Direction: Copy all entries without alteration and skip the pictures they hold.

------------------------------------------------

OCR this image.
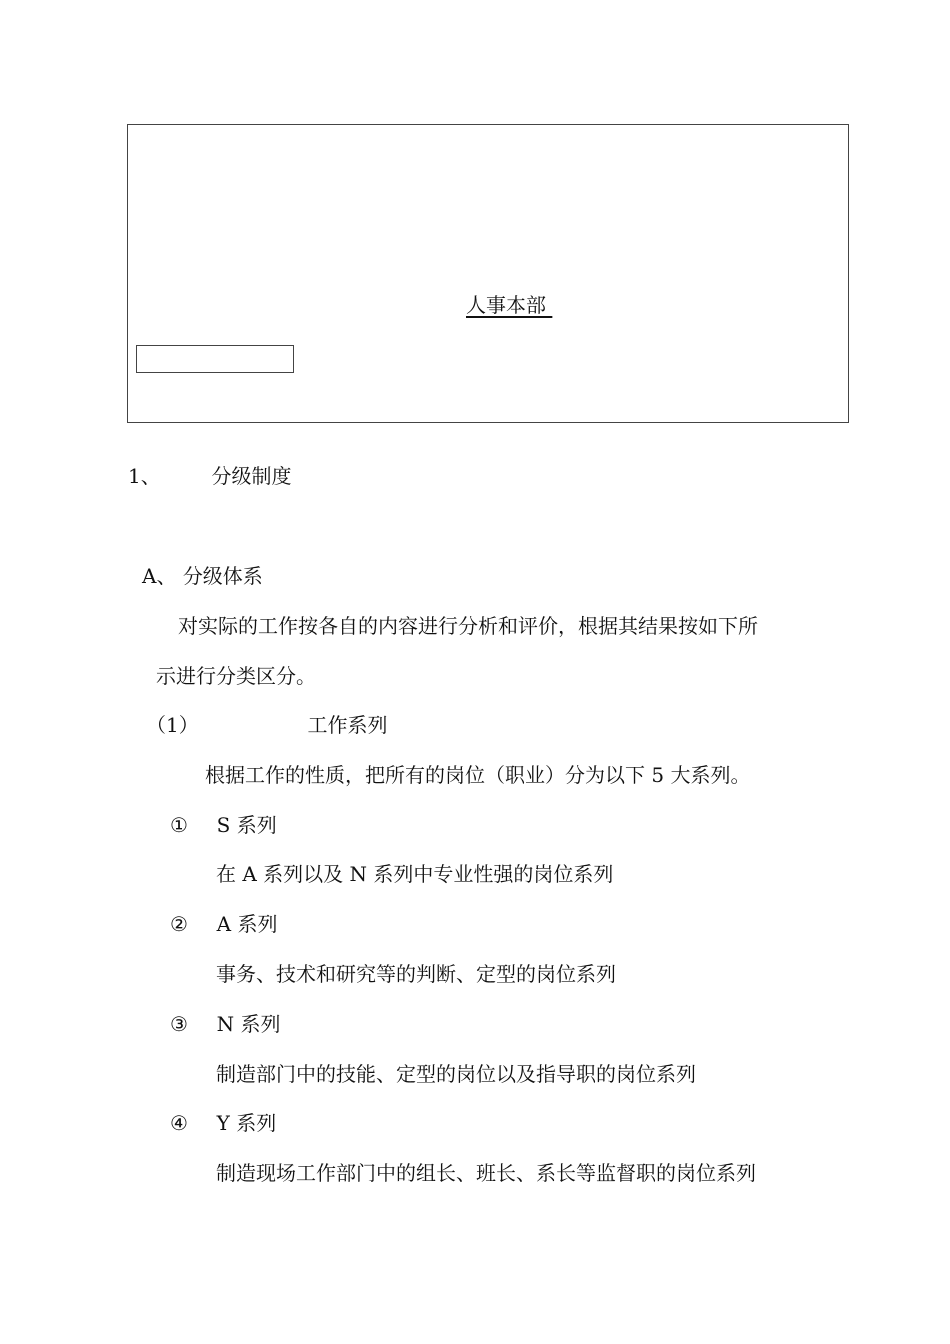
人事本部
1、	分级制度
A、 分级体系
对实际的工作按各自的内容进行分析和评价，根据其结果按如下所
示进行分类区分。
（1）	工作系列
根据工作的性质，把所有的岗位（职业）分为以下 5 大系列。
① S 系列
在 A 系列以及 N 系列中专业性强的岗位系列
② A 系列
事务、技术和研究等的判断、定型的岗位系列
③ N 系列
制造部门中的技能、定型的岗位以及指导职的岗位系列
④ Y 系列
制造现场工作部门中的组长、班长、系长等监督职的岗位系列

------------------------------------------------

Finished exercise:
OCR this image.
人事本部
1、	分级制度
A、 分级体系
对实际的工作按各自的内容进行分析和评价，根据其结果按如下所
示进行分类区分。
（1）	工作系列
根据工作的性质，把所有的岗位（职业）分为以下 5 大系列。
① S 系列
在 A 系列以及 N 系列中专业性强的岗位系列
② A 系列
事务、技术和研究等的判断、定型的岗位系列
③ N 系列
制造部门中的技能、定型的岗位以及指导职的岗位系列
④ Y 系列
制造现场工作部门中的组长、班长、系长等监督职的岗位系列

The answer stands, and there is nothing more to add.